** Begin SUPPLIED RECORDS **
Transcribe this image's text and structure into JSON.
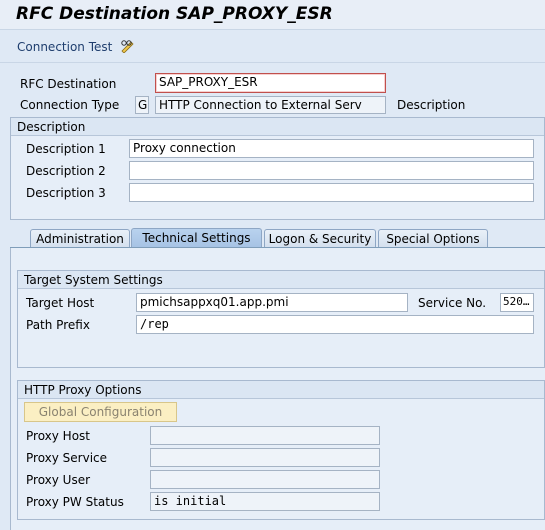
{
  "title": "RFC Destination SAP_PROXY_ESR",
  "toolbar": {
    "connection_test": "Connection Test",
    "edit_icon": "pencil-glasses-icon"
  },
  "header": {
    "rfc_destination_label": "RFC Destination",
    "rfc_destination_value": "SAP_PROXY_ESR",
    "connection_type_label": "Connection Type",
    "connection_type_code": "G",
    "connection_type_text": "HTTP Connection to External Serv",
    "description_label": "Description"
  },
  "description_group": {
    "title": "Description",
    "rows": [
      {
        "label": "Description 1",
        "value": "Proxy connection"
      },
      {
        "label": "Description 2",
        "value": ""
      },
      {
        "label": "Description 3",
        "value": ""
      }
    ]
  },
  "tabs": [
    {
      "label": "Administration"
    },
    {
      "label": "Technical Settings"
    },
    {
      "label": "Logon & Security"
    },
    {
      "label": "Special Options"
    }
  ],
  "target_system": {
    "title": "Target System Settings",
    "host_label": "Target Host",
    "host_value": "pmichsappxq01.app.pmi",
    "service_label": "Service No.",
    "service_value": "520…",
    "path_label": "Path Prefix",
    "path_value": "/rep"
  },
  "proxy": {
    "title": "HTTP Proxy Options",
    "global_config": "Global Configuration",
    "host_label": "Proxy Host",
    "host_value": "",
    "service_label": "Proxy Service",
    "service_value": "",
    "user_label": "Proxy User",
    "user_value": "",
    "pw_label": "Proxy PW Status",
    "pw_value": "is initial"
  }
}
** End SUPPLIED RECORDS **
* DIRECTIONS:
Leave the pictures out, and transcribe each of the records exactly.

* TASK RESULT:
Transcribe this image's text and structure into JSON.
{
  "title": "RFC Destination SAP_PROXY_ESR",
  "toolbar": {
    "connection_test": "Connection Test",
    "edit_icon": "pencil-glasses-icon"
  },
  "header": {
    "rfc_destination_label": "RFC Destination",
    "rfc_destination_value": "SAP_PROXY_ESR",
    "connection_type_label": "Connection Type",
    "connection_type_code": "G",
    "connection_type_text": "HTTP Connection to External Serv",
    "description_label": "Description"
  },
  "description_group": {
    "title": "Description",
    "rows": [
      {
        "label": "Description 1",
        "value": "Proxy connection"
      },
      {
        "label": "Description 2",
        "value": ""
      },
      {
        "label": "Description 3",
        "value": ""
      }
    ]
  },
  "tabs": [
    {
      "label": "Administration"
    },
    {
      "label": "Technical Settings"
    },
    {
      "label": "Logon & Security"
    },
    {
      "label": "Special Options"
    }
  ],
  "target_system": {
    "title": "Target System Settings",
    "host_label": "Target Host",
    "host_value": "pmichsappxq01.app.pmi",
    "service_label": "Service No.",
    "service_value": "520…",
    "path_label": "Path Prefix",
    "path_value": "/rep"
  },
  "proxy": {
    "title": "HTTP Proxy Options",
    "global_config": "Global Configuration",
    "host_label": "Proxy Host",
    "host_value": "",
    "service_label": "Proxy Service",
    "service_value": "",
    "user_label": "Proxy User",
    "user_value": "",
    "pw_label": "Proxy PW Status",
    "pw_value": "is initial"
  }
}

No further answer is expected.